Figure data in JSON
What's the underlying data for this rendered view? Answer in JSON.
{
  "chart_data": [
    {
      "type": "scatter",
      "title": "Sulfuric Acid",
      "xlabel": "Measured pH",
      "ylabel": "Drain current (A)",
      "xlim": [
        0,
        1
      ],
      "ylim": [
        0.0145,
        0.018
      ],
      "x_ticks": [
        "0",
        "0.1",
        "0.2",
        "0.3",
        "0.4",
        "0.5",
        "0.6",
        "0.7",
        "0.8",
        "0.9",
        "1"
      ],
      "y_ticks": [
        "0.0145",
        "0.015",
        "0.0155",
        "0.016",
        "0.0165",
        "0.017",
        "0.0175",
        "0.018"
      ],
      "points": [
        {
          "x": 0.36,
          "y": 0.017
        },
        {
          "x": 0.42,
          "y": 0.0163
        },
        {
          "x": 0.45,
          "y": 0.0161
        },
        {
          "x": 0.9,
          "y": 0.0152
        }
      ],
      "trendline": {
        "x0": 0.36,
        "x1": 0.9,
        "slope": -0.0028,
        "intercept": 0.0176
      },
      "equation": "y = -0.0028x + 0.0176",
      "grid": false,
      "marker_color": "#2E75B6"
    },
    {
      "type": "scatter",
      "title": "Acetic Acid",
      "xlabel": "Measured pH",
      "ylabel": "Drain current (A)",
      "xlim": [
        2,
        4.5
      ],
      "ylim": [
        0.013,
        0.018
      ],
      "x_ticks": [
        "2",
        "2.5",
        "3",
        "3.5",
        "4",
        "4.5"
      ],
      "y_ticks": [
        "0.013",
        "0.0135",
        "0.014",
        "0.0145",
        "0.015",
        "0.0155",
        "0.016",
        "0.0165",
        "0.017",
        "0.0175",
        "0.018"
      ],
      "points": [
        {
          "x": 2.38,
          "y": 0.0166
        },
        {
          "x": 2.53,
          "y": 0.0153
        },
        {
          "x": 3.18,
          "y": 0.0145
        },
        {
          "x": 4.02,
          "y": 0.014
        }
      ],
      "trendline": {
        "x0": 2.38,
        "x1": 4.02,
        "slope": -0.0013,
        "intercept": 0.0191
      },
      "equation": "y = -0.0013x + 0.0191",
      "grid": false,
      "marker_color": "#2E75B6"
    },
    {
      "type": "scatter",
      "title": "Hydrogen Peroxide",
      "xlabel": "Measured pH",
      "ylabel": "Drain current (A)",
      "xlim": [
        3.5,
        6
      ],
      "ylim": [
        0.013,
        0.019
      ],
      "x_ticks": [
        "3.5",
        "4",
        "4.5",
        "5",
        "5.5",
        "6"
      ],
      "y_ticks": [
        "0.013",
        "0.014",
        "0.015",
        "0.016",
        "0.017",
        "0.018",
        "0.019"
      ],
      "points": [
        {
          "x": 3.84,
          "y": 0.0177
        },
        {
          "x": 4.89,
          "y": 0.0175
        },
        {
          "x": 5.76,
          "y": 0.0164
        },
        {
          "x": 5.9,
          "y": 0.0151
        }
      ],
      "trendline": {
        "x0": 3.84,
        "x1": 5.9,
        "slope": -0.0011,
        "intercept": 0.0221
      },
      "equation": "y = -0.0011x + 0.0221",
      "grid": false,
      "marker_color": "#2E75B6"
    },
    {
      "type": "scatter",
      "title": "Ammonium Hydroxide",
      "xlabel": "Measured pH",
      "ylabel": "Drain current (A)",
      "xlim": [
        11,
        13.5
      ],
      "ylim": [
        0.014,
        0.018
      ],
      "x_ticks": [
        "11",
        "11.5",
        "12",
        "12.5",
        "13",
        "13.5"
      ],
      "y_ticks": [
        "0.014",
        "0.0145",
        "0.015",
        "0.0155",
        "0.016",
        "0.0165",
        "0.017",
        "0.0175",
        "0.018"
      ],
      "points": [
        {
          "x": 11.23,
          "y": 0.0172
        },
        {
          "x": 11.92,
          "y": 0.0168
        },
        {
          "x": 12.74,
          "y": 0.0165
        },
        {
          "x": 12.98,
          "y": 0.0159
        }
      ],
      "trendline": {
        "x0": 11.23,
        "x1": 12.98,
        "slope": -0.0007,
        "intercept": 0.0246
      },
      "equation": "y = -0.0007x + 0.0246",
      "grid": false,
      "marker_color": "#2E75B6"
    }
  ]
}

| Requirements |
The entries above must be returned in full, exactly as shown.

| Exercise solution |
What's the underlying data for this rendered view? Answer in JSON.
{
  "chart_data": [
    {
      "type": "scatter",
      "title": "Sulfuric Acid",
      "xlabel": "Measured pH",
      "ylabel": "Drain current (A)",
      "xlim": [
        0,
        1
      ],
      "ylim": [
        0.0145,
        0.018
      ],
      "x_ticks": [
        "0",
        "0.1",
        "0.2",
        "0.3",
        "0.4",
        "0.5",
        "0.6",
        "0.7",
        "0.8",
        "0.9",
        "1"
      ],
      "y_ticks": [
        "0.0145",
        "0.015",
        "0.0155",
        "0.016",
        "0.0165",
        "0.017",
        "0.0175",
        "0.018"
      ],
      "points": [
        {
          "x": 0.36,
          "y": 0.017
        },
        {
          "x": 0.42,
          "y": 0.0163
        },
        {
          "x": 0.45,
          "y": 0.0161
        },
        {
          "x": 0.9,
          "y": 0.0152
        }
      ],
      "trendline": {
        "x0": 0.36,
        "x1": 0.9,
        "slope": -0.0028,
        "intercept": 0.0176
      },
      "equation": "y = -0.0028x + 0.0176",
      "grid": false,
      "marker_color": "#2E75B6"
    },
    {
      "type": "scatter",
      "title": "Acetic Acid",
      "xlabel": "Measured pH",
      "ylabel": "Drain current (A)",
      "xlim": [
        2,
        4.5
      ],
      "ylim": [
        0.013,
        0.018
      ],
      "x_ticks": [
        "2",
        "2.5",
        "3",
        "3.5",
        "4",
        "4.5"
      ],
      "y_ticks": [
        "0.013",
        "0.0135",
        "0.014",
        "0.0145",
        "0.015",
        "0.0155",
        "0.016",
        "0.0165",
        "0.017",
        "0.0175",
        "0.018"
      ],
      "points": [
        {
          "x": 2.38,
          "y": 0.0166
        },
        {
          "x": 2.53,
          "y": 0.0153
        },
        {
          "x": 3.18,
          "y": 0.0145
        },
        {
          "x": 4.02,
          "y": 0.014
        }
      ],
      "trendline": {
        "x0": 2.38,
        "x1": 4.02,
        "slope": -0.0013,
        "intercept": 0.0191
      },
      "equation": "y = -0.0013x + 0.0191",
      "grid": false,
      "marker_color": "#2E75B6"
    },
    {
      "type": "scatter",
      "title": "Hydrogen Peroxide",
      "xlabel": "Measured pH",
      "ylabel": "Drain current (A)",
      "xlim": [
        3.5,
        6
      ],
      "ylim": [
        0.013,
        0.019
      ],
      "x_ticks": [
        "3.5",
        "4",
        "4.5",
        "5",
        "5.5",
        "6"
      ],
      "y_ticks": [
        "0.013",
        "0.014",
        "0.015",
        "0.016",
        "0.017",
        "0.018",
        "0.019"
      ],
      "points": [
        {
          "x": 3.84,
          "y": 0.0177
        },
        {
          "x": 4.89,
          "y": 0.0175
        },
        {
          "x": 5.76,
          "y": 0.0164
        },
        {
          "x": 5.9,
          "y": 0.0151
        }
      ],
      "trendline": {
        "x0": 3.84,
        "x1": 5.9,
        "slope": -0.0011,
        "intercept": 0.0221
      },
      "equation": "y = -0.0011x + 0.0221",
      "grid": false,
      "marker_color": "#2E75B6"
    },
    {
      "type": "scatter",
      "title": "Ammonium Hydroxide",
      "xlabel": "Measured pH",
      "ylabel": "Drain current (A)",
      "xlim": [
        11,
        13.5
      ],
      "ylim": [
        0.014,
        0.018
      ],
      "x_ticks": [
        "11",
        "11.5",
        "12",
        "12.5",
        "13",
        "13.5"
      ],
      "y_ticks": [
        "0.014",
        "0.0145",
        "0.015",
        "0.0155",
        "0.016",
        "0.0165",
        "0.017",
        "0.0175",
        "0.018"
      ],
      "points": [
        {
          "x": 11.23,
          "y": 0.0172
        },
        {
          "x": 11.92,
          "y": 0.0168
        },
        {
          "x": 12.74,
          "y": 0.0165
        },
        {
          "x": 12.98,
          "y": 0.0159
        }
      ],
      "trendline": {
        "x0": 11.23,
        "x1": 12.98,
        "slope": -0.0007,
        "intercept": 0.0246
      },
      "equation": "y = -0.0007x + 0.0246",
      "grid": false,
      "marker_color": "#2E75B6"
    }
  ]
}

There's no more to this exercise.